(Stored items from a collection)

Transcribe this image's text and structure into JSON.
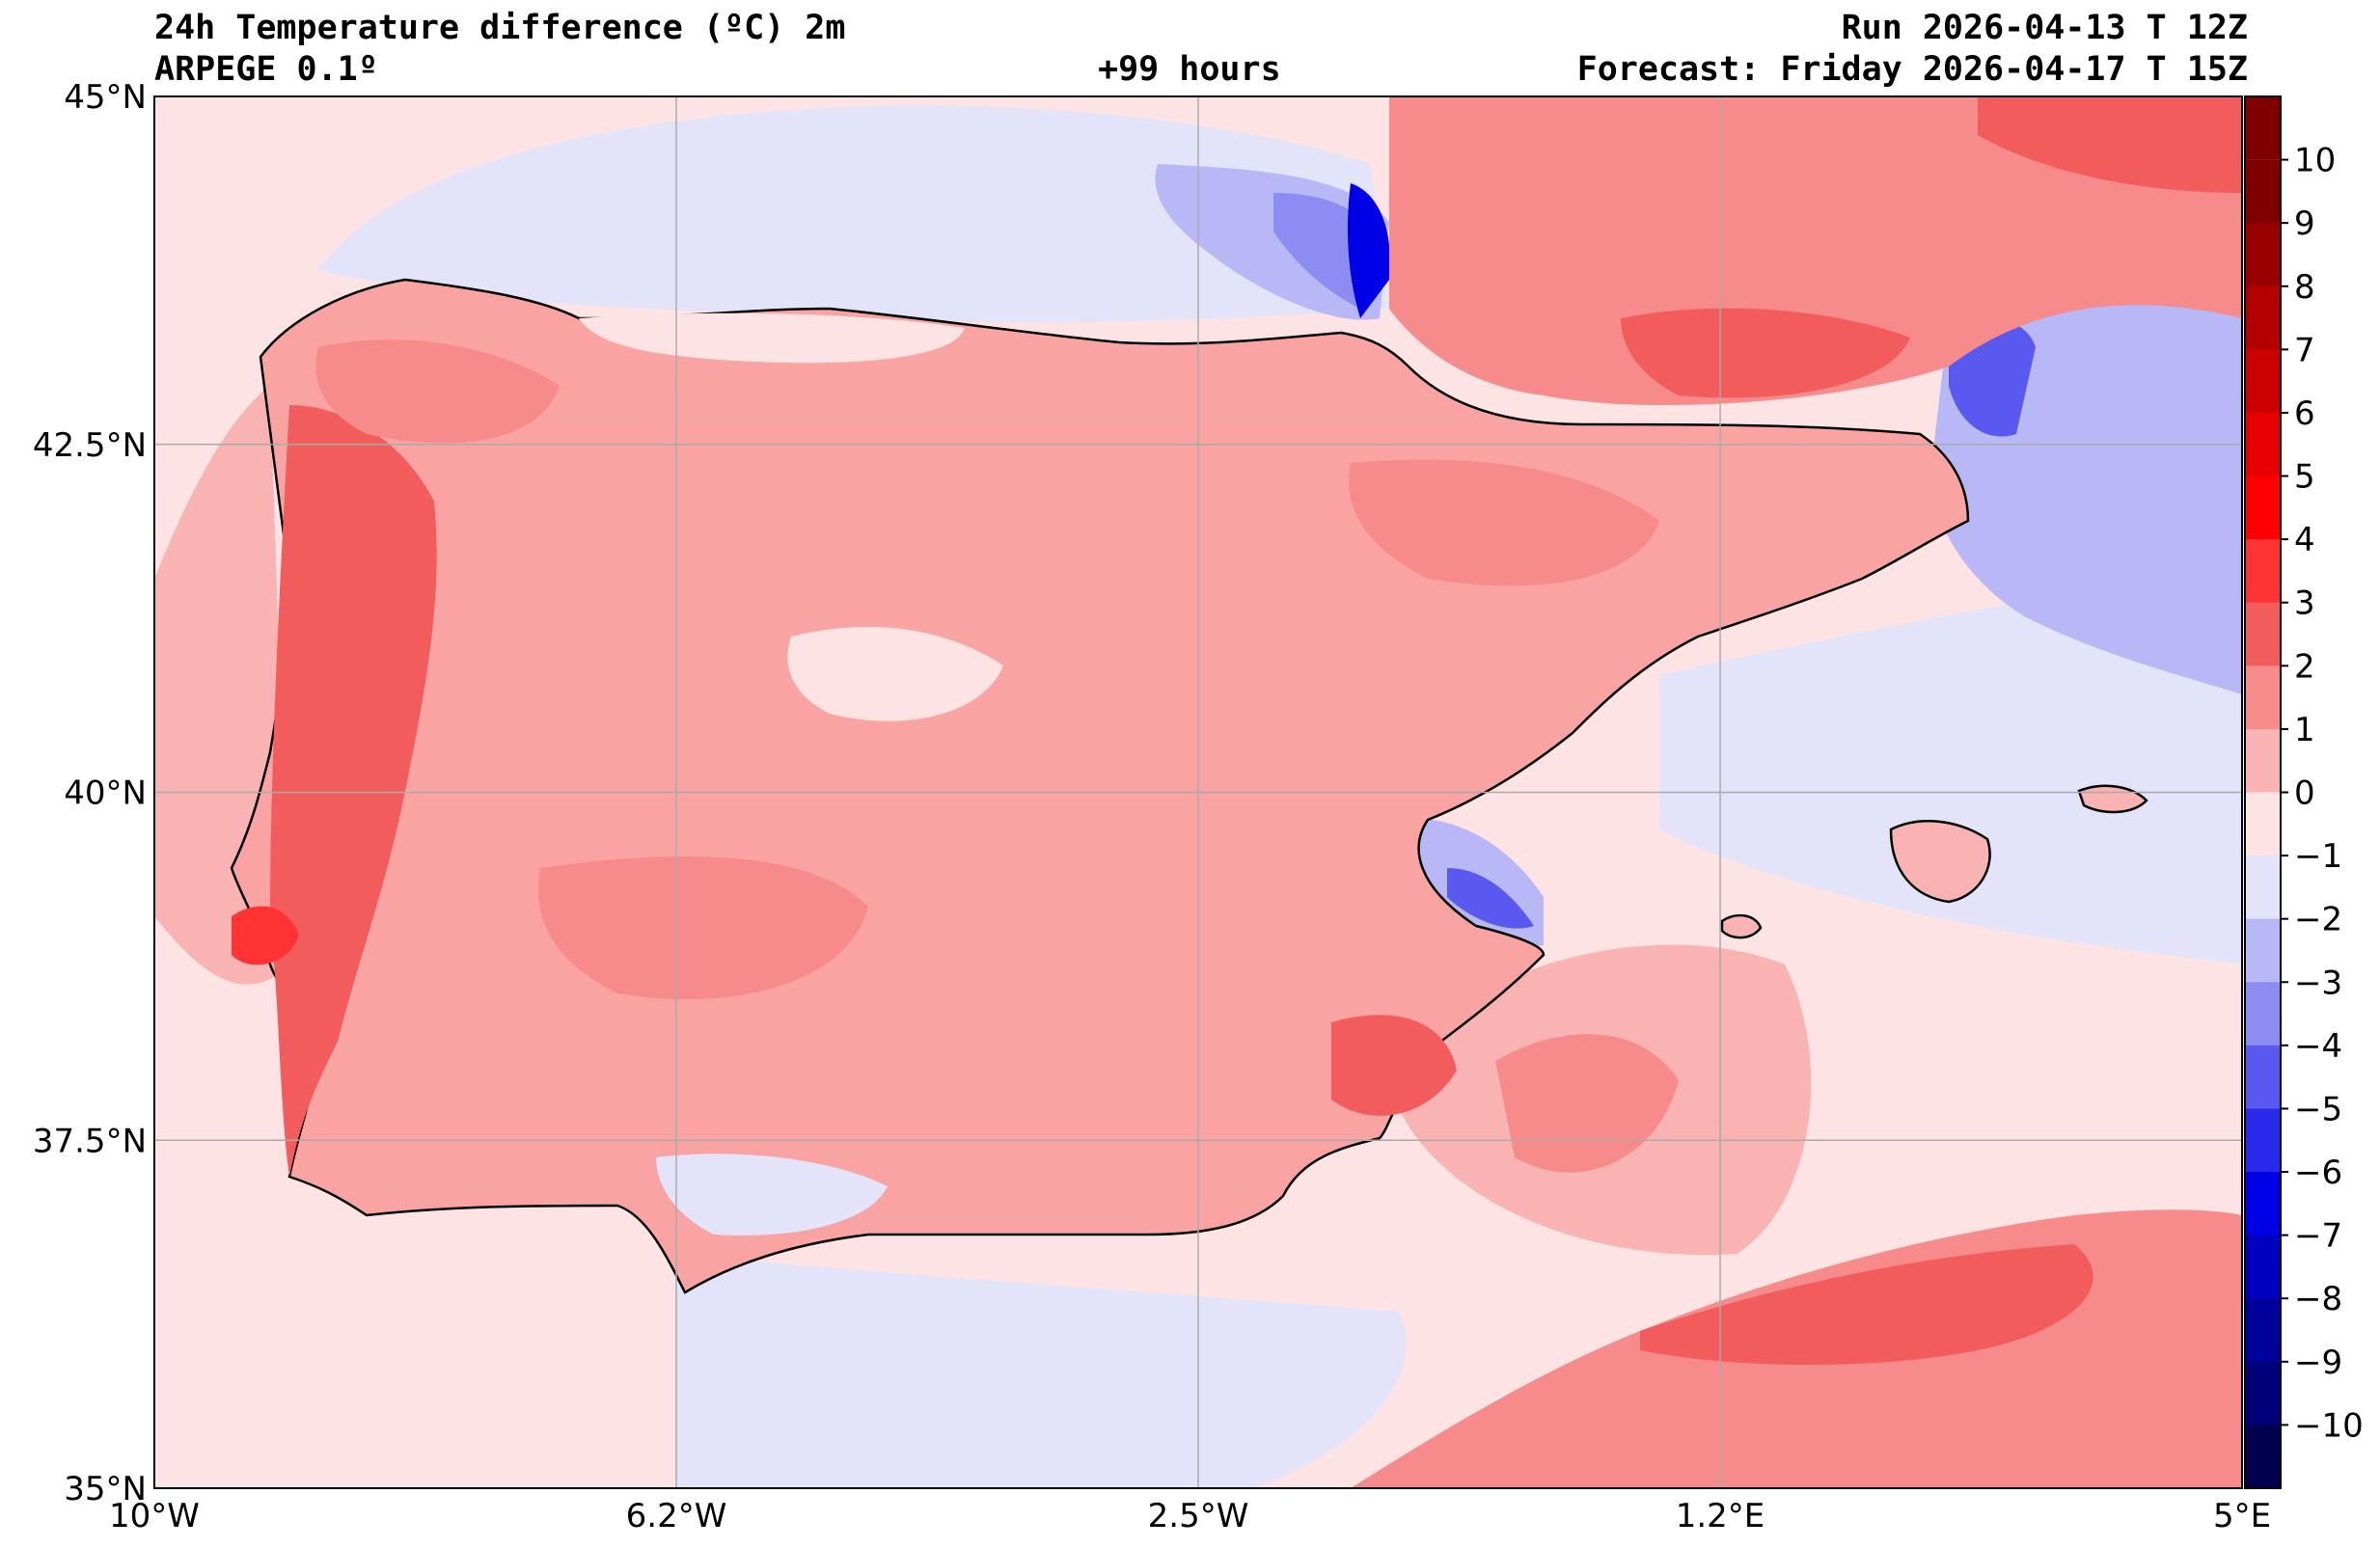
{
  "header": {
    "title_line1": "24h Temperature difference (ºC) 2m",
    "model": "ARPEGE 0.1º",
    "lead_time": "+99 hours",
    "run": "Run 2026-04-13 T 12Z",
    "forecast": "Forecast: Friday 2026-04-17 T 15Z"
  },
  "map": {
    "region": "Iberian Peninsula",
    "lat_range": [
      35,
      45
    ],
    "lon_range": [
      -10,
      5
    ],
    "lat_ticks": [
      {
        "value": 45,
        "label": "45°N"
      },
      {
        "value": 42.5,
        "label": "42.5°N"
      },
      {
        "value": 40,
        "label": "40°N"
      },
      {
        "value": 37.5,
        "label": "37.5°N"
      },
      {
        "value": 35,
        "label": "35°N"
      }
    ],
    "lon_ticks": [
      {
        "value": -10,
        "label": "10°W"
      },
      {
        "value": -6.25,
        "label": "6.2°W"
      },
      {
        "value": -2.5,
        "label": "2.5°W"
      },
      {
        "value": 1.25,
        "label": "1.2°E"
      },
      {
        "value": 5,
        "label": "5°E"
      }
    ],
    "features": {
      "sea_background": "#fde3e3",
      "land_fill": "#f9a3a3",
      "coastline_color": "#000000",
      "grid_color": "#aaaaaa"
    }
  },
  "colorbar": {
    "levels": [
      {
        "value": 10,
        "label": "10",
        "color": "#7f0000"
      },
      {
        "value": 9,
        "label": "9",
        "color": "#990000"
      },
      {
        "value": 8,
        "label": "8",
        "color": "#b30000"
      },
      {
        "value": 7,
        "label": "7",
        "color": "#cc0000"
      },
      {
        "value": 6,
        "label": "6",
        "color": "#e60000"
      },
      {
        "value": 5,
        "label": "5",
        "color": "#ff0000"
      },
      {
        "value": 4,
        "label": "4",
        "color": "#ff3333"
      },
      {
        "value": 3,
        "label": "3",
        "color": "#f25c5c"
      },
      {
        "value": 2,
        "label": "2",
        "color": "#f78a8a"
      },
      {
        "value": 1,
        "label": "1",
        "color": "#f9b3b3"
      },
      {
        "value": 0,
        "label": "0",
        "color": "#fde3e3"
      },
      {
        "value": -1,
        "label": "−1",
        "color": "#e3e3fa"
      },
      {
        "value": -2,
        "label": "−2",
        "color": "#b8b8f7"
      },
      {
        "value": -3,
        "label": "−3",
        "color": "#8c8cf2"
      },
      {
        "value": -4,
        "label": "−4",
        "color": "#5959ef"
      },
      {
        "value": -5,
        "label": "−5",
        "color": "#2a2aed"
      },
      {
        "value": -6,
        "label": "−6",
        "color": "#0000e6"
      },
      {
        "value": -7,
        "label": "−7",
        "color": "#0000c0"
      },
      {
        "value": -8,
        "label": "−8",
        "color": "#00009a"
      },
      {
        "value": -9,
        "label": "−9",
        "color": "#000078"
      },
      {
        "value": -10,
        "label": "−10",
        "color": "#00004f"
      }
    ]
  }
}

**What is being asked**.
Repeat the data exactly, dropping every picture it holds.

**Completed exercise**.
Transcribe this image's text and structure into JSON.
{
  "header": {
    "title_line1": "24h Temperature difference (ºC) 2m",
    "model": "ARPEGE 0.1º",
    "lead_time": "+99 hours",
    "run": "Run 2026-04-13 T 12Z",
    "forecast": "Forecast: Friday 2026-04-17 T 15Z"
  },
  "map": {
    "region": "Iberian Peninsula",
    "lat_range": [
      35,
      45
    ],
    "lon_range": [
      -10,
      5
    ],
    "lat_ticks": [
      {
        "value": 45,
        "label": "45°N"
      },
      {
        "value": 42.5,
        "label": "42.5°N"
      },
      {
        "value": 40,
        "label": "40°N"
      },
      {
        "value": 37.5,
        "label": "37.5°N"
      },
      {
        "value": 35,
        "label": "35°N"
      }
    ],
    "lon_ticks": [
      {
        "value": -10,
        "label": "10°W"
      },
      {
        "value": -6.25,
        "label": "6.2°W"
      },
      {
        "value": -2.5,
        "label": "2.5°W"
      },
      {
        "value": 1.25,
        "label": "1.2°E"
      },
      {
        "value": 5,
        "label": "5°E"
      }
    ],
    "features": {
      "sea_background": "#fde3e3",
      "land_fill": "#f9a3a3",
      "coastline_color": "#000000",
      "grid_color": "#aaaaaa"
    }
  },
  "colorbar": {
    "levels": [
      {
        "value": 10,
        "label": "10",
        "color": "#7f0000"
      },
      {
        "value": 9,
        "label": "9",
        "color": "#990000"
      },
      {
        "value": 8,
        "label": "8",
        "color": "#b30000"
      },
      {
        "value": 7,
        "label": "7",
        "color": "#cc0000"
      },
      {
        "value": 6,
        "label": "6",
        "color": "#e60000"
      },
      {
        "value": 5,
        "label": "5",
        "color": "#ff0000"
      },
      {
        "value": 4,
        "label": "4",
        "color": "#ff3333"
      },
      {
        "value": 3,
        "label": "3",
        "color": "#f25c5c"
      },
      {
        "value": 2,
        "label": "2",
        "color": "#f78a8a"
      },
      {
        "value": 1,
        "label": "1",
        "color": "#f9b3b3"
      },
      {
        "value": 0,
        "label": "0",
        "color": "#fde3e3"
      },
      {
        "value": -1,
        "label": "−1",
        "color": "#e3e3fa"
      },
      {
        "value": -2,
        "label": "−2",
        "color": "#b8b8f7"
      },
      {
        "value": -3,
        "label": "−3",
        "color": "#8c8cf2"
      },
      {
        "value": -4,
        "label": "−4",
        "color": "#5959ef"
      },
      {
        "value": -5,
        "label": "−5",
        "color": "#2a2aed"
      },
      {
        "value": -6,
        "label": "−6",
        "color": "#0000e6"
      },
      {
        "value": -7,
        "label": "−7",
        "color": "#0000c0"
      },
      {
        "value": -8,
        "label": "−8",
        "color": "#00009a"
      },
      {
        "value": -9,
        "label": "−9",
        "color": "#000078"
      },
      {
        "value": -10,
        "label": "−10",
        "color": "#00004f"
      }
    ]
  }
}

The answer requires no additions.